▶ **TASK STATEMENT**: Keep the images out and copy every entry below exactly.

(Stored data entries)
****************
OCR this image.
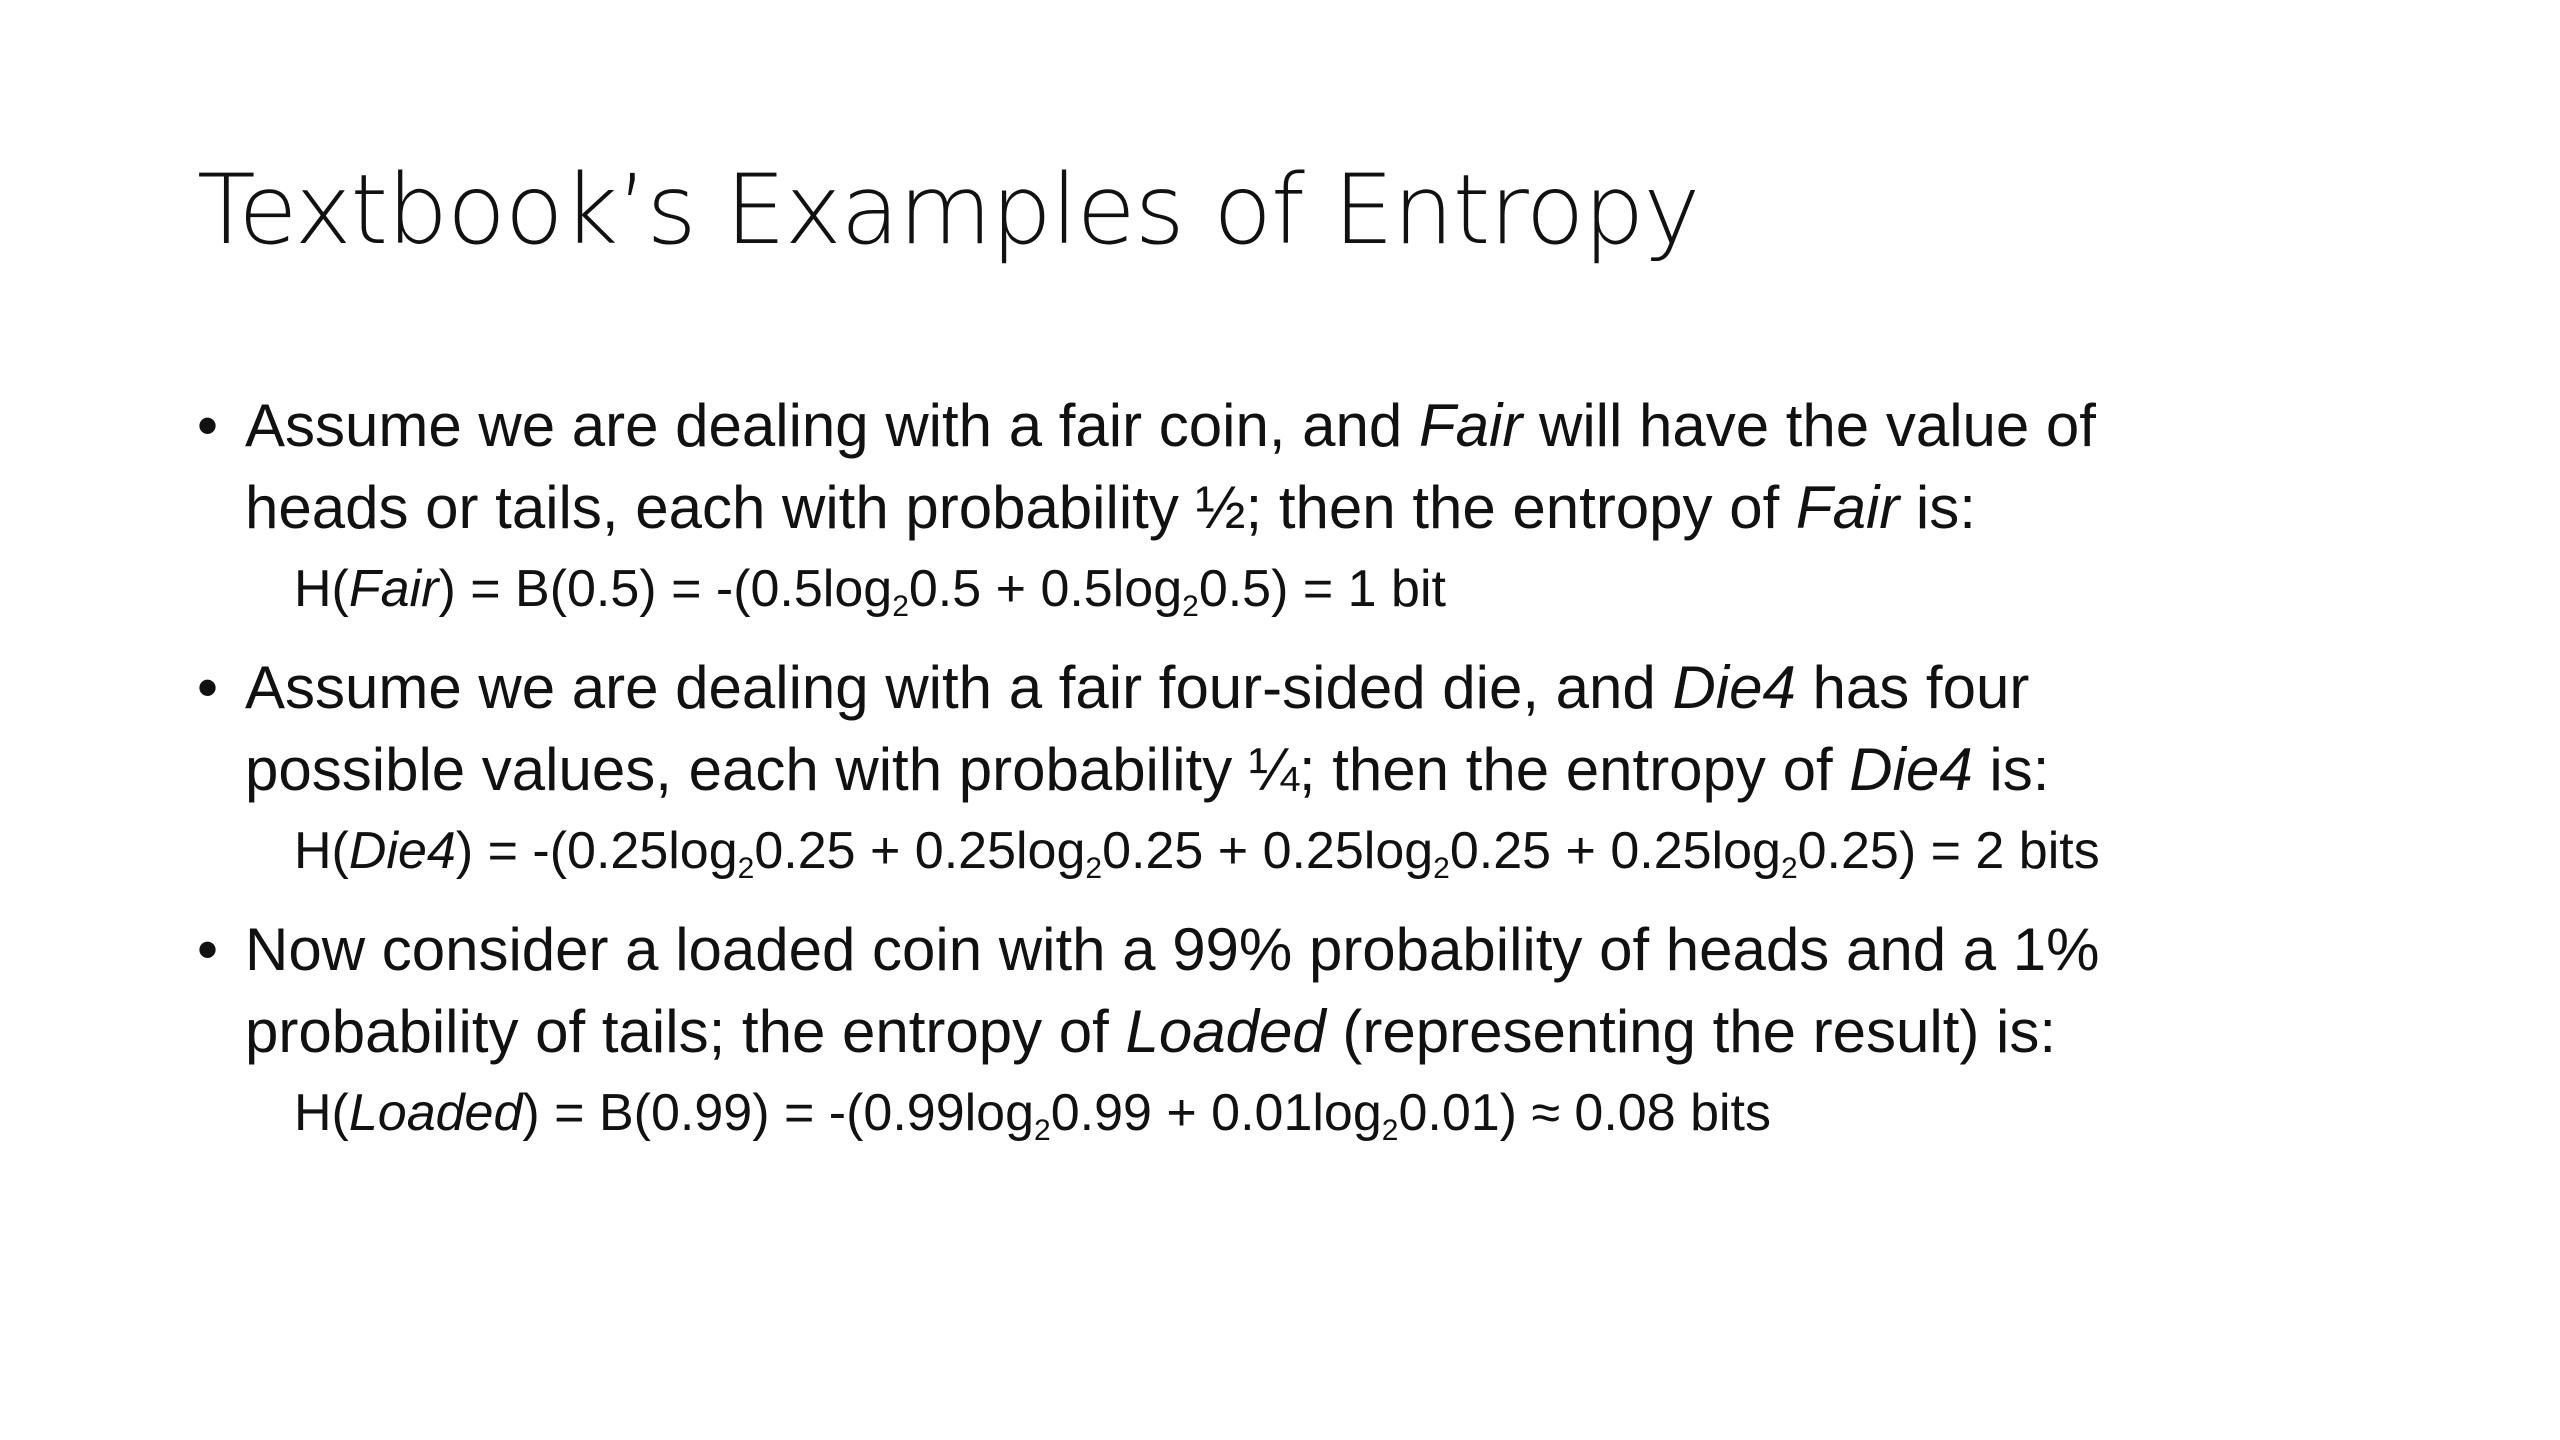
Textbook’s Examples of Entropy
• Assume we are dealing with a fair coin, and Fair will have the value of
heads or tails, each with probability ½; then the entropy of Fair is:
H(Fair) = $B(0.5) = -(0.5\log_20.5 + 0.5\log_20.5) = 1$ bit
• Assume we are dealing with a fair four-sided die, and Die4 has four
possible values, each with probability ¼; then the entropy of Die4 is:
$H(Die4) = -(0.25\log_20.25 + 0.25\log_20.25 + 0.25\log_20.25 + 0.25\log_20.25) = 2$ bits
• Now consider a loaded coin with a 99% probability of heads and a 1%
probability of tails; the entropy of Loaded (representing the result) is:
H(Loaded) = $B(0.99) = -(0.99\log_20.99 + 0.01\log_20.01) \approx 0.08$ bits
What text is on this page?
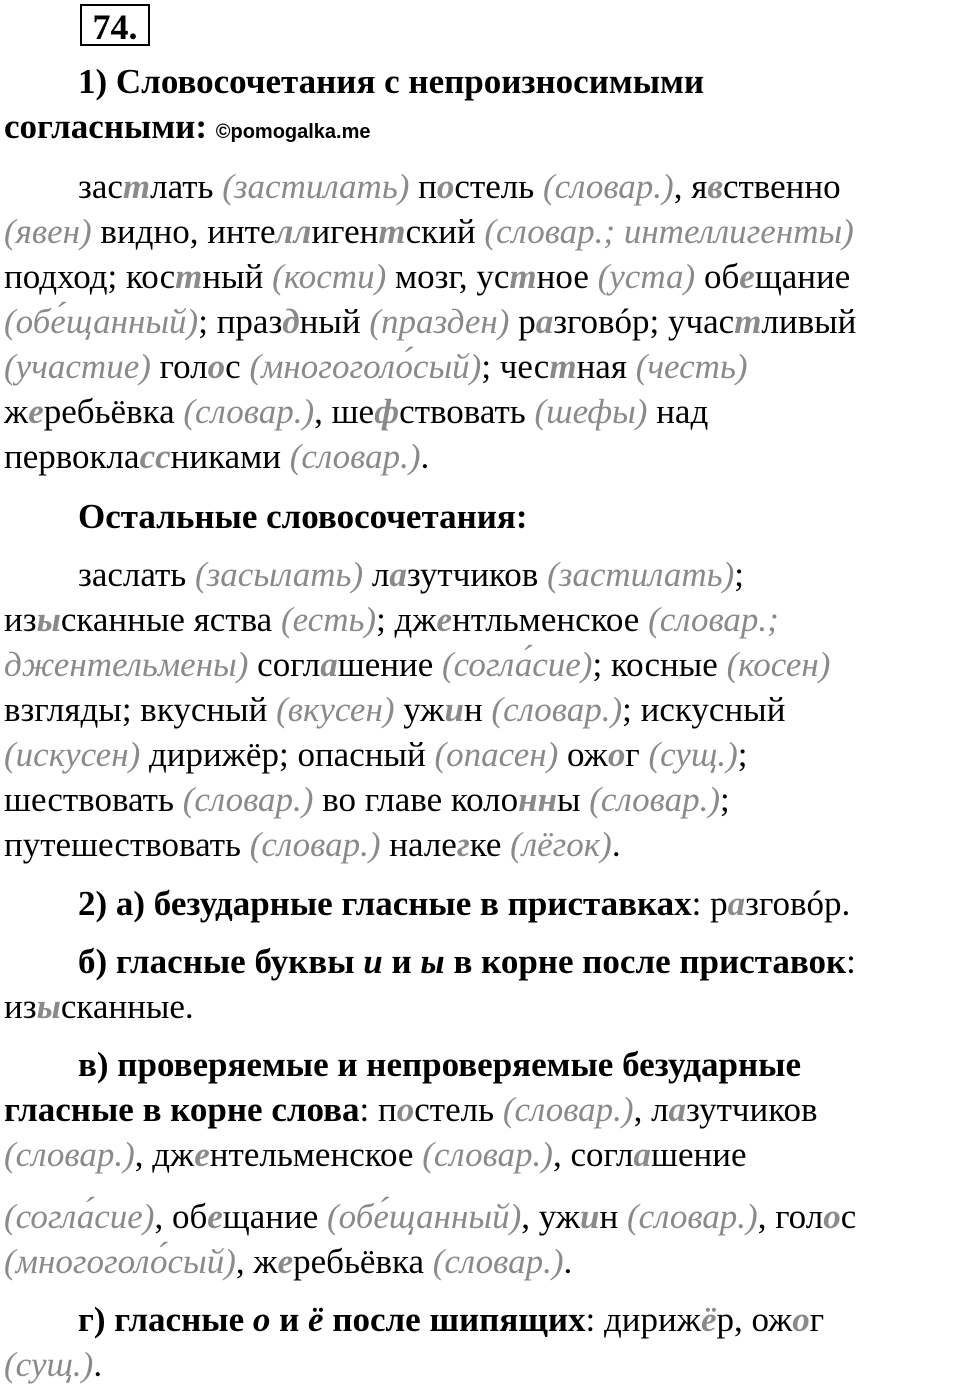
74.
1) Словосочетания с непроизносимыми
согласными: ©pomogalka.me
застлать (застилать) постель (словар.), явственно
(явен) видно, интеллигентский (словар.; интеллигенты)
подход; костный (кости) мозг, устное (уста) обещание
(обе́щанный); праздный (празден) разговóр; участливый
(участие) голос (многоголо́сый); честная (честь)
жеребьёвка (словар.), шефствовать (шефы) над
первоклассниками (словар.).
Остальные словосочетания:
заслать (засылать) лазутчиков (застилать);
изысканные яства (есть); джентльменское (словар.;
джентельмены) соглашение (согла́сие); косные (косен)
взгляды; вкусный (вкусен) ужин (словар.); искусный
(искусен) дирижёр; опасный (опасен) ожог (сущ.);
шествовать (словар.) во главе колонны (словар.);
путешествовать (словар.) налегке (лёгок).
2) а) безударные гласные в приставках: разговóр.
б) гласные буквы и и ы в корне после приставок:
изысканные.
в) проверяемые и непроверяемые безударные
гласные в корне слова: постель (словар.), лазутчиков
(словар.), джентельменское (словар.), соглашение
(согла́сие), обещание (обе́щанный), ужин (словар.), голос
(многоголо́сый), жеребьёвка (словар.).
г) гласные о и ё после шипящих: дирижёр, ожог
(сущ.).
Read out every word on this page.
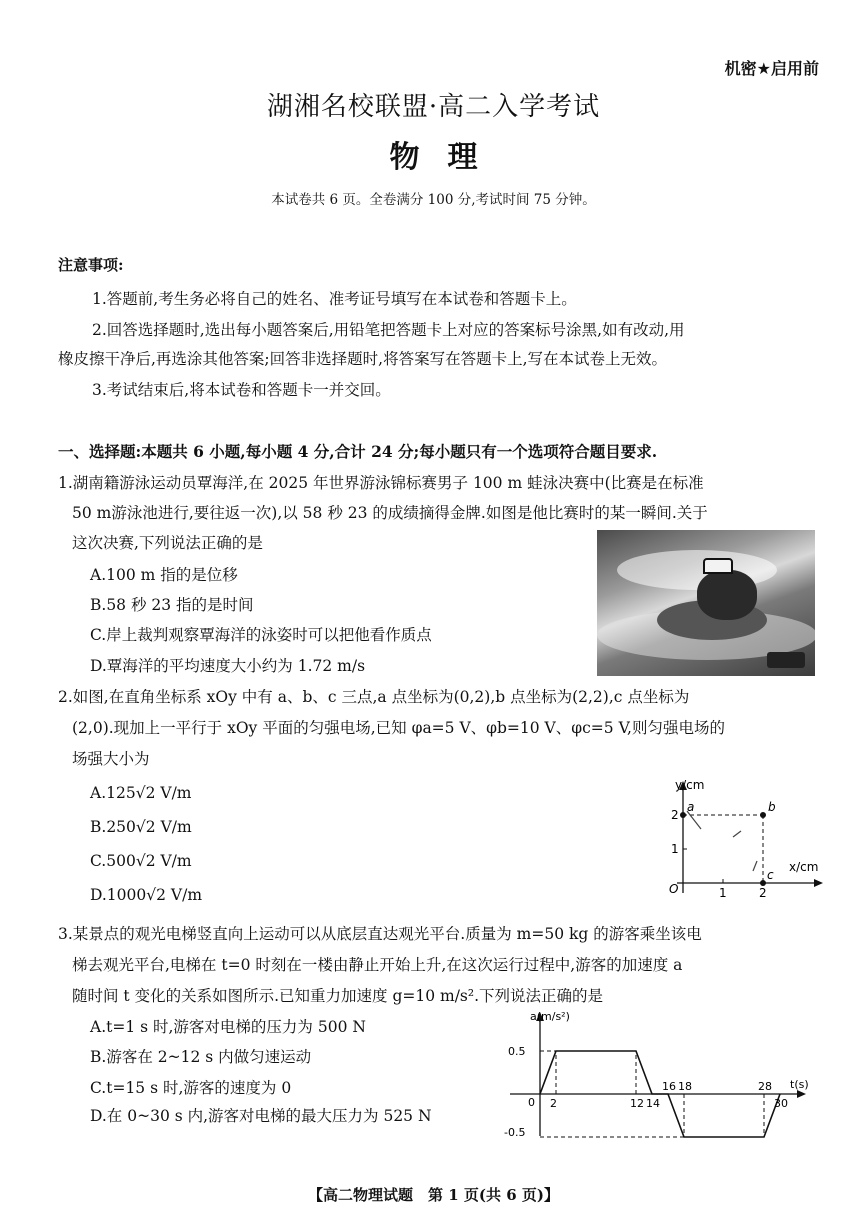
机密★启用前
湖湘名校联盟·高二入学考试
物理
本试卷共 6 页。全卷满分 100 分,考试时间 75 分钟。
注意事项:
1.答题前,考生务必将自己的姓名、准考证号填写在本试卷和答题卡上。
2.回答选择题时,选出每小题答案后,用铅笔把答题卡上对应的答案标号涂黑,如有改动,用
橡皮擦干净后,再选涂其他答案;回答非选择题时,将答案写在答题卡上,写在本试卷上无效。
3.考试结束后,将本试卷和答题卡一并交回。
一、选择题:本题共 6 小题,每小题 4 分,合计 24 分;每小题只有一个选项符合题目要求.
1.湖南籍游泳运动员覃海洋,在 2025 年世界游泳锦标赛男子 100 m 蛙泳决赛中(比赛是在标准
50 m游泳池进行,要往返一次),以 58 秒 23 的成绩摘得金牌.如图是他比赛时的某一瞬间.关于
这次决赛,下列说法正确的是
A.100 m 指的是位移
B.58 秒 23 指的是时间
C.岸上裁判观察覃海洋的泳姿时可以把他看作质点
D.覃海洋的平均速度大小约为 1.72 m/s
2.如图,在直角坐标系 xOy 中有 a、b、c 三点,a 点坐标为(0,2),b 点坐标为(2,2),c 点坐标为
(2,0).现加上一平行于 xOy 平面的匀强电场,已知 φa=5 V、φb=10 V、φc=5 V,则匀强电场的
场强大小为
A.125√2 V/m
B.250√2 V/m
C.500√2 V/m
D.1000√2 V/m
y/cm
x/cm
O	1	2
1
2
a	b
c
3.某景点的观光电梯竖直向上运动可以从底层直达观光平台.质量为 m=50 kg 的游客乘坐该电
梯去观光平台,电梯在 t=0 时刻在一楼由静止开始上升,在这次运行过程中,游客的加速度 a
随时间 t 变化的关系如图所示.已知重力加速度 g=10 m/s².下列说法正确的是
A.t=1 s 时,游客对电梯的压力为 500 N
B.游客在 2~12 s 内做匀速运动
C.t=15 s 时,游客的速度为 0
D.在 0~30 s 内,游客对电梯的最大压力为 525 N
a(m/s²)
t(s)
0
0.5
-0.5
2	12 14
16 18	28
30
【高二物理试题　第 1 页(共 6 页)】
****************
▶ **EXERCISE RESULT**:
OCR this image.
Textbook’s Examples of Entropy
• Assume we are dealing with a fair coin, and Fair will have the value of
heads or tails, each with probability ½; then the entropy of Fair is:
H(Fair) = $B(0.5) = -(0.5\log_20.5 + 0.5\log_20.5) = 1$ bit
• Assume we are dealing with a fair four-sided die, and Die4 has four
possible values, each with probability ¼; then the entropy of Die4 is:
$H(Die4) = -(0.25\log_20.25 + 0.25\log_20.25 + 0.25\log_20.25 + 0.25\log_20.25) = 2$ bits
• Now consider a loaded coin with a 99% probability of heads and a 1%
probability of tails; the entropy of Loaded (representing the result) is:
H(Loaded) = $B(0.99) = -(0.99\log_20.99 + 0.01\log_20.01) \approx 0.08$ bits
What text is on this page?
74.
1) Словосочетания с непроизносимыми
согласными: ©pomogalka.me
застлать (застилать) постель (словар.), явственно
(явен) видно, интеллигентский (словар.; интеллигенты)
подход; костный (кости) мозг, устное (уста) обещание
(обе́щанный); праздный (празден) разговóр; участливый
(участие) голос (многоголо́сый); честная (честь)
жеребьёвка (словар.), шефствовать (шефы) над
первоклассниками (словар.).
Остальные словосочетания:
заслать (засылать) лазутчиков (застилать);
изысканные яства (есть); джентльменское (словар.;
джентельмены) соглашение (согла́сие); косные (косен)
взгляды; вкусный (вкусен) ужин (словар.); искусный
(искусен) дирижёр; опасный (опасен) ожог (сущ.);
шествовать (словар.) во главе колонны (словар.);
путешествовать (словар.) налегке (лёгок).
2) а) безударные гласные в приставках: разговóр.
б) гласные буквы и и ы в корне после приставок:
изысканные.
в) проверяемые и непроверяемые безударные
гласные в корне слова: постель (словар.), лазутчиков
(словар.), джентельменское (словар.), соглашение
(согла́сие), обещание (обе́щанный), ужин (словар.), голос
(многоголо́сый), жеребьёвка (словар.).
г) гласные о и ё после шипящих: дирижёр, ожог
(сущ.).
Read out every word on this page.
机密★启用前
湖湘名校联盟·高二入学考试
物理
本试卷共 6 页。全卷满分 100 分,考试时间 75 分钟。
注意事项:
1.答题前,考生务必将自己的姓名、准考证号填写在本试卷和答题卡上。
2.回答选择题时,选出每小题答案后,用铅笔把答题卡上对应的答案标号涂黑,如有改动,用
橡皮擦干净后,再选涂其他答案;回答非选择题时,将答案写在答题卡上,写在本试卷上无效。
3.考试结束后,将本试卷和答题卡一并交回。
一、选择题:本题共 6 小题,每小题 4 分,合计 24 分;每小题只有一个选项符合题目要求.
1.湖南籍游泳运动员覃海洋,在 2025 年世界游泳锦标赛男子 100 m 蛙泳决赛中(比赛是在标准
50 m游泳池进行,要往返一次),以 58 秒 23 的成绩摘得金牌.如图是他比赛时的某一瞬间.关于
这次决赛,下列说法正确的是
A.100 m 指的是位移
B.58 秒 23 指的是时间
C.岸上裁判观察覃海洋的泳姿时可以把他看作质点
D.覃海洋的平均速度大小约为 1.72 m/s
2.如图,在直角坐标系 xOy 中有 a、b、c 三点,a 点坐标为(0,2),b 点坐标为(2,2),c 点坐标为
(2,0).现加上一平行于 xOy 平面的匀强电场,已知 φa=5 V、φb=10 V、φc=5 V,则匀强电场的
场强大小为
A.125√2 V/m
B.250√2 V/m
C.500√2 V/m
D.1000√2 V/m
y/cm
x/cm
O	1	2
1
2
a	b
c
3.某景点的观光电梯竖直向上运动可以从底层直达观光平台.质量为 m=50 kg 的游客乘坐该电
梯去观光平台,电梯在 t=0 时刻在一楼由静止开始上升,在这次运行过程中,游客的加速度 a
随时间 t 变化的关系如图所示.已知重力加速度 g=10 m/s².下列说法正确的是
A.t=1 s 时,游客对电梯的压力为 500 N
B.游客在 2~12 s 内做匀速运动
C.t=15 s 时,游客的速度为 0
D.在 0~30 s 内,游客对电梯的最大压力为 525 N
a(m/s²)
t(s)
0
0.5
-0.5
2	12 14
16 18	28
30
【高二物理试题　第 1 页(共 6 页)】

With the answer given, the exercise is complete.